* start Dataset records *

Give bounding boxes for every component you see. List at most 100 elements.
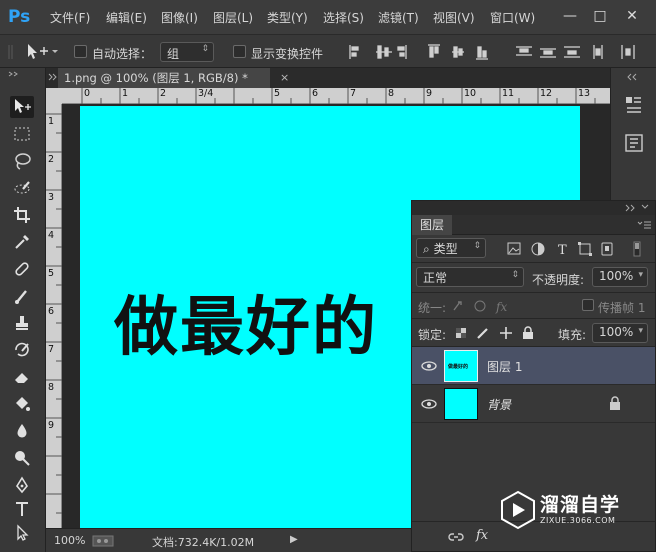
ruler-left-label: 5 (48, 268, 55, 279)
link-layers-icon[interactable] (448, 530, 466, 544)
menu-type[interactable]: 类型(Y) (267, 9, 308, 26)
menu-layer[interactable]: 图层(L) (213, 9, 253, 26)
move-tool-icon (15, 99, 31, 113)
layer-row-layer1[interactable]: 做最好的 图层 1 (412, 347, 655, 385)
zoom-level[interactable]: 100% (54, 534, 85, 547)
lasso-tool[interactable] (10, 150, 34, 172)
ruler-left-label: 7 (48, 344, 55, 355)
menu-file[interactable]: 文件(F) (50, 9, 90, 26)
type-tool[interactable] (10, 498, 34, 520)
maximize-button[interactable]: □ (590, 6, 610, 26)
photoshop-logo: Ps (8, 7, 31, 27)
stamp-icon (16, 316, 28, 330)
menu-edit[interactable]: 编辑(E) (106, 9, 147, 26)
band-aid-icon (15, 262, 29, 276)
status-bar: 100% 文档:732.4K/1.02M ▶ (46, 528, 411, 552)
tab-layers[interactable]: 图层 (412, 215, 453, 235)
path-selection-tool[interactable] (10, 522, 34, 544)
close-window-button[interactable]: ✕ (622, 6, 642, 26)
layer-style-button[interactable]: fx (476, 528, 488, 543)
ruler-top-label: 12 (540, 88, 553, 99)
document-tab[interactable]: 1.png @ 100% (图层 1, RGB/8) * (58, 68, 270, 88)
collapse-toolbar-icon[interactable] (6, 70, 40, 78)
watermark-title: 溜溜自学 (540, 494, 621, 516)
ruler-left-label: 3 (48, 192, 55, 203)
ruler-top-label: 1 (122, 88, 129, 99)
blend-mode-dropdown[interactable]: 正常 ⇕ (416, 267, 524, 287)
healing-brush-tool[interactable] (10, 258, 34, 280)
menu-image[interactable]: 图像(I) (161, 9, 198, 26)
dodge-icon (15, 451, 30, 466)
layer-thumbnail-text: 做最好的 (448, 364, 469, 370)
lock-icons[interactable] (454, 325, 540, 341)
ruler-left-label: 8 (48, 382, 55, 393)
layer-row-background[interactable]: 背景 (412, 385, 655, 423)
eye-icon[interactable] (421, 359, 437, 373)
panel-menu-icon[interactable] (636, 220, 652, 230)
ruler-left-label: 9 (48, 420, 55, 431)
ruler-top-label: 9 (426, 88, 433, 99)
auto-select-target-value: 组 (167, 47, 180, 61)
crop-tool[interactable] (10, 204, 34, 226)
show-transform-checkbox[interactable] (233, 45, 246, 58)
menu-bar: Ps 文件(F) 编辑(E) 图像(I) 图层(L) 类型(Y) 选择(S) 滤… (0, 0, 656, 34)
move-tool[interactable] (10, 96, 34, 118)
pen-tool[interactable] (10, 474, 34, 496)
layer-name[interactable]: 背景 (487, 396, 511, 413)
eraser-tool[interactable] (10, 366, 34, 388)
ruler-top-label: 0 (84, 88, 91, 99)
menu-view[interactable]: 视图(V) (433, 9, 475, 26)
collapse-panel-icon[interactable] (622, 203, 652, 213)
crop-icon (14, 207, 30, 223)
lock-label: 锁定: (418, 328, 447, 342)
eraser-icon (15, 373, 28, 383)
chevron-down-icon: ▾ (638, 326, 643, 336)
rectangle-marquee-icon (14, 127, 30, 141)
brush-tool[interactable] (10, 285, 34, 307)
ruler-top-label: 7 (350, 88, 357, 99)
layers-tab-bar: 图层 (412, 215, 655, 235)
vertical-ruler[interactable]: 1 2 3 4 5 6 7 8 9 (46, 104, 62, 528)
menu-window[interactable]: 窗口(W) (490, 9, 535, 26)
collapse-dock-icon[interactable] (623, 72, 643, 82)
opacity-input[interactable]: 100% ▾ (592, 267, 648, 287)
blend-opacity-row: 正常 ⇕ 不透明度: 100% ▾ (412, 263, 655, 293)
minimize-button[interactable]: — (560, 6, 580, 26)
paint-bucket-tool[interactable] (10, 393, 34, 415)
unify-icons[interactable]: fx (450, 298, 516, 314)
menu-select[interactable]: 选择(S) (323, 9, 364, 26)
blur-tool[interactable] (10, 420, 34, 442)
history-brush-icon (15, 342, 29, 357)
layers-panel-header[interactable] (412, 201, 655, 215)
status-menu-arrow-icon[interactable]: ▶ (290, 534, 298, 545)
auto-select-checkbox[interactable] (74, 45, 87, 58)
ruler-top-label: 13 (578, 88, 591, 99)
quick-selection-tool[interactable] (10, 177, 34, 199)
svg-text:fx: fx (495, 300, 507, 314)
eyedropper-tool[interactable] (10, 231, 34, 253)
brush-icon (15, 290, 27, 304)
horizontal-ruler[interactable]: 0 1 2 3/4 5 6 7 8 9 10 11 12 13 (62, 88, 610, 104)
propagate-frame-checkbox[interactable] (582, 299, 594, 311)
close-document-button[interactable]: × (280, 71, 289, 84)
layer-name[interactable]: 图层 1 (487, 358, 522, 375)
clone-stamp-tool[interactable] (10, 312, 34, 334)
layer-filter-kind-dropdown[interactable]: ⌕ 类型 ⇕ (416, 238, 486, 258)
document-tab-title: 1.png @ 100% (图层 1, RGB/8) * (64, 71, 248, 85)
move-tool-preset-icon[interactable] (24, 42, 60, 62)
auto-select-target-dropdown[interactable]: 组 ⇕ (160, 42, 214, 62)
eye-icon[interactable] (421, 397, 437, 411)
align-distribute-icons[interactable] (340, 41, 646, 63)
marquee-tool[interactable] (10, 123, 34, 145)
ruler-origin[interactable] (46, 88, 62, 104)
properties-panel-icon[interactable] (623, 132, 645, 154)
history-brush-tool[interactable] (10, 339, 34, 361)
history-panel-icon[interactable] (623, 94, 645, 116)
menu-filter[interactable]: 滤镜(T) (378, 9, 419, 26)
layer-filter-icons[interactable]: T (506, 241, 646, 257)
tools-panel (0, 68, 46, 552)
lasso-icon (15, 153, 31, 170)
dodge-tool[interactable] (10, 447, 34, 469)
fill-input[interactable]: 100% ▾ (592, 323, 648, 343)
collapse-panels-icon[interactable] (48, 72, 58, 82)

* end Dataset records *

- [To be done]:
Pick out every line in the material above that contains the string "input", and copy each one in full.

- [Solution below]:
opacity-input[interactable]: 100% ▾ (592, 267, 648, 287)
fill-input[interactable]: 100% ▾ (592, 323, 648, 343)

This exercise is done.